◆ **TASK REQUIREMENTS**: In the article on parents separating, what charity is Irena Osborne a trustee of?

** EXTRACTED TEXT follows **

Written by Ruth Hawkins

This article was written by Ruth and her colleague Irena.

Ruth is a founding partner of Boardman Hawkins & Osborne LLP and is an experienced family solicitor, having been qualified for over 20 years, and member of the Law Society’s Children Panel, meaning that she specialises in public law children cases, involving social services, and complex children litigation. Ruth became a family mediator in 2012, and has qualified earlier this year to do child inclusive mediation

Irena Osborne is an experienced family practitioner and a founding partner of Boardman Hawkins & Osborne LLP. She has over 14 years’ experience representing parents in care proceedings, dealing with international family matters and dealing with family litigation in general. Her interests very firmly lie in representing victims of domestic abuse. She is a trustee of a domestic abuse charity FLAG DV.


When families split up, it is often extremely stressful and emotions can run high. When parents are separating and/or divorcing, and cannot agree on arrangements for their children, this adds to the pressure.

** End of EXTRACTED TEXT **
** DATA PROVIDED follows **

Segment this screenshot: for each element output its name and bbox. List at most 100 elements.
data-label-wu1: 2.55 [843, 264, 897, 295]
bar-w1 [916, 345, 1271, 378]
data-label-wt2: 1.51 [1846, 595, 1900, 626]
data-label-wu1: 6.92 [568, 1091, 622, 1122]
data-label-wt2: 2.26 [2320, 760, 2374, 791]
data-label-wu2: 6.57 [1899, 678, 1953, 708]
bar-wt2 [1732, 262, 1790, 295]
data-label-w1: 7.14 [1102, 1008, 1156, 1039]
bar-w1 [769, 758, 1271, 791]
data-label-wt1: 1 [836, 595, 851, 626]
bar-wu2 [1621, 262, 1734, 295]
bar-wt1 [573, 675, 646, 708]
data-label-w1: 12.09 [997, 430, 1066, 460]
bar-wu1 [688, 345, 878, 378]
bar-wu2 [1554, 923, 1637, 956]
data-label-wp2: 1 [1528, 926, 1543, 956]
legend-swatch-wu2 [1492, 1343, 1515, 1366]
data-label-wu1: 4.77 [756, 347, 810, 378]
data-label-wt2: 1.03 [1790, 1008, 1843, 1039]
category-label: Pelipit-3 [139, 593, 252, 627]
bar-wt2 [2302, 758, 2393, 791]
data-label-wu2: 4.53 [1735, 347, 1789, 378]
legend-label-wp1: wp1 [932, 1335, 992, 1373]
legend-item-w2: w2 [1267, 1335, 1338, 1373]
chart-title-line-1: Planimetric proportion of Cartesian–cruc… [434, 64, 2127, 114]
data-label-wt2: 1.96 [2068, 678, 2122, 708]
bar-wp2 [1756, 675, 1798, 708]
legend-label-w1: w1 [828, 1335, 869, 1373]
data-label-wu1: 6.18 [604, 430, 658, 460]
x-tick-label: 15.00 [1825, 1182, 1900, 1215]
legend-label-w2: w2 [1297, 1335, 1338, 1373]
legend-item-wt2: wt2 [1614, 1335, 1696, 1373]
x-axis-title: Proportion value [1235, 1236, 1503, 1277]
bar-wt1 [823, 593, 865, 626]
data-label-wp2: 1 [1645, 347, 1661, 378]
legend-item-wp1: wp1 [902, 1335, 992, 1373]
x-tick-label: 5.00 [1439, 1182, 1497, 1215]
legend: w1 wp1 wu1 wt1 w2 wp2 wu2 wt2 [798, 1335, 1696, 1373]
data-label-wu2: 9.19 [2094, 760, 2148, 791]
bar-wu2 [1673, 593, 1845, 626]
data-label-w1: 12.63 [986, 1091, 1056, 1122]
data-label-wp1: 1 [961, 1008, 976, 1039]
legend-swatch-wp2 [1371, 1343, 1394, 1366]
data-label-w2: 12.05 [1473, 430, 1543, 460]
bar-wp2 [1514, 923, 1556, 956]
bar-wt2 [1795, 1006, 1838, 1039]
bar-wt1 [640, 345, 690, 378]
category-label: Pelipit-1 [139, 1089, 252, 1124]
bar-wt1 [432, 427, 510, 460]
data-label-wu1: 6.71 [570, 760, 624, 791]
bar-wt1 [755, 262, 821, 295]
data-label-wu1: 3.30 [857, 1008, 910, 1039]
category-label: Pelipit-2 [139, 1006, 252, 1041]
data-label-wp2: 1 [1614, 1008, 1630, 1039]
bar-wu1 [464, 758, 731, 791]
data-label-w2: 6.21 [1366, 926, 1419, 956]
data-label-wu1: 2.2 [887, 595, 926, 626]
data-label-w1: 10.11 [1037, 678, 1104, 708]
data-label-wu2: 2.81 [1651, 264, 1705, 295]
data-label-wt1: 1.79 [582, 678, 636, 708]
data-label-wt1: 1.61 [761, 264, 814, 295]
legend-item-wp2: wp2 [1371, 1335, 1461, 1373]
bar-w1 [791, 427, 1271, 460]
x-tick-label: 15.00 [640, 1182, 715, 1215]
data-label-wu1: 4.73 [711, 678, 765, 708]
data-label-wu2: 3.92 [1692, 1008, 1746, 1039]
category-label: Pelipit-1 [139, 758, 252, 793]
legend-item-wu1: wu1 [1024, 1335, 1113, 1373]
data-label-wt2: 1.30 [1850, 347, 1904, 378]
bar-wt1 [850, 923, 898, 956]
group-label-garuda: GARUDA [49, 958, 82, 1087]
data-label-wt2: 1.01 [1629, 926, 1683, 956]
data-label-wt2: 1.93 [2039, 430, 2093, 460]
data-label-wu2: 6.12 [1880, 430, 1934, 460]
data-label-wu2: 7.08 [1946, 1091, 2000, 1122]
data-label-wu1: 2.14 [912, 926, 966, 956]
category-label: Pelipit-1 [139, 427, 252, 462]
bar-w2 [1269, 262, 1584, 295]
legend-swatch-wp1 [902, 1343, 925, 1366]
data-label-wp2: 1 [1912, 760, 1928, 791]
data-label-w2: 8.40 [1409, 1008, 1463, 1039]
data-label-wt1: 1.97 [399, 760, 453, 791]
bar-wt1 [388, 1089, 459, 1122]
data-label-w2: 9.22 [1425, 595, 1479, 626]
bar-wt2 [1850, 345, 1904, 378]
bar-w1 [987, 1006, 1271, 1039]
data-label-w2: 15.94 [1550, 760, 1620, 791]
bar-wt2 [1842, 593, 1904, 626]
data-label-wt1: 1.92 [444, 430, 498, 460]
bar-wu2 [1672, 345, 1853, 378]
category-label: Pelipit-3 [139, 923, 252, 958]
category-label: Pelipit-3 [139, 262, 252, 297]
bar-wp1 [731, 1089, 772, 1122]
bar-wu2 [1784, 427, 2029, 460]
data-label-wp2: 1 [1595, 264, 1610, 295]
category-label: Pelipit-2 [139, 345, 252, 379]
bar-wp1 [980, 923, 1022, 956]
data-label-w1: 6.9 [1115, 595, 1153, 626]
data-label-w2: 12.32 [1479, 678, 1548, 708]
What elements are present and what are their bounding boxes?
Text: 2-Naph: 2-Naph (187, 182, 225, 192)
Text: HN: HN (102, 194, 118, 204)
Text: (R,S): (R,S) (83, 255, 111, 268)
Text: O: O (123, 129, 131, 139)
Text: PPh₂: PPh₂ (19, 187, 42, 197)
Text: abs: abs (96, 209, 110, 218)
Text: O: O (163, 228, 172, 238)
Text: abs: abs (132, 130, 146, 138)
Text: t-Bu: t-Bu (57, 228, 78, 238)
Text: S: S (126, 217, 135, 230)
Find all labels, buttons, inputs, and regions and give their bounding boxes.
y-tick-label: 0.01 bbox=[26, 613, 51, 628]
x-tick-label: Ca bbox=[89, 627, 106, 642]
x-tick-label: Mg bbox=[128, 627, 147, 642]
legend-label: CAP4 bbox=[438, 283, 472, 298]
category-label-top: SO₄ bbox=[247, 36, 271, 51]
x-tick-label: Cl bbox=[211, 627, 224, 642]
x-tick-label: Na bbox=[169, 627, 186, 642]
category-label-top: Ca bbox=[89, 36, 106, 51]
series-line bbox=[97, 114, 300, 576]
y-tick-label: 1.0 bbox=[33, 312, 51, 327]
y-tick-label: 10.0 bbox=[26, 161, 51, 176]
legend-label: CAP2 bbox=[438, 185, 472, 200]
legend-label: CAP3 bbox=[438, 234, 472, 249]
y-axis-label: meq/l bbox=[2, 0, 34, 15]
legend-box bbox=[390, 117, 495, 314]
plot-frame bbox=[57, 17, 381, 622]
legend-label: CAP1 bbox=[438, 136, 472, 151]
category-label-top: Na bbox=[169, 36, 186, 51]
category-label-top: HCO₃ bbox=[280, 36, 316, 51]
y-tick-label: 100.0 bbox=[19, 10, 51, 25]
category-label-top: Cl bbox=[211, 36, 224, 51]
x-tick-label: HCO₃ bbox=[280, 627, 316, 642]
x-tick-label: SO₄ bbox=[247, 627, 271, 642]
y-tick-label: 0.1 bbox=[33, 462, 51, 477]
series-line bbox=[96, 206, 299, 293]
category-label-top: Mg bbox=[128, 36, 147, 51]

** End of DATA PROVIDED **

◆ **WRITTEN ANSWER**: She is a trustee of the domestic abuse charity FLAG DV.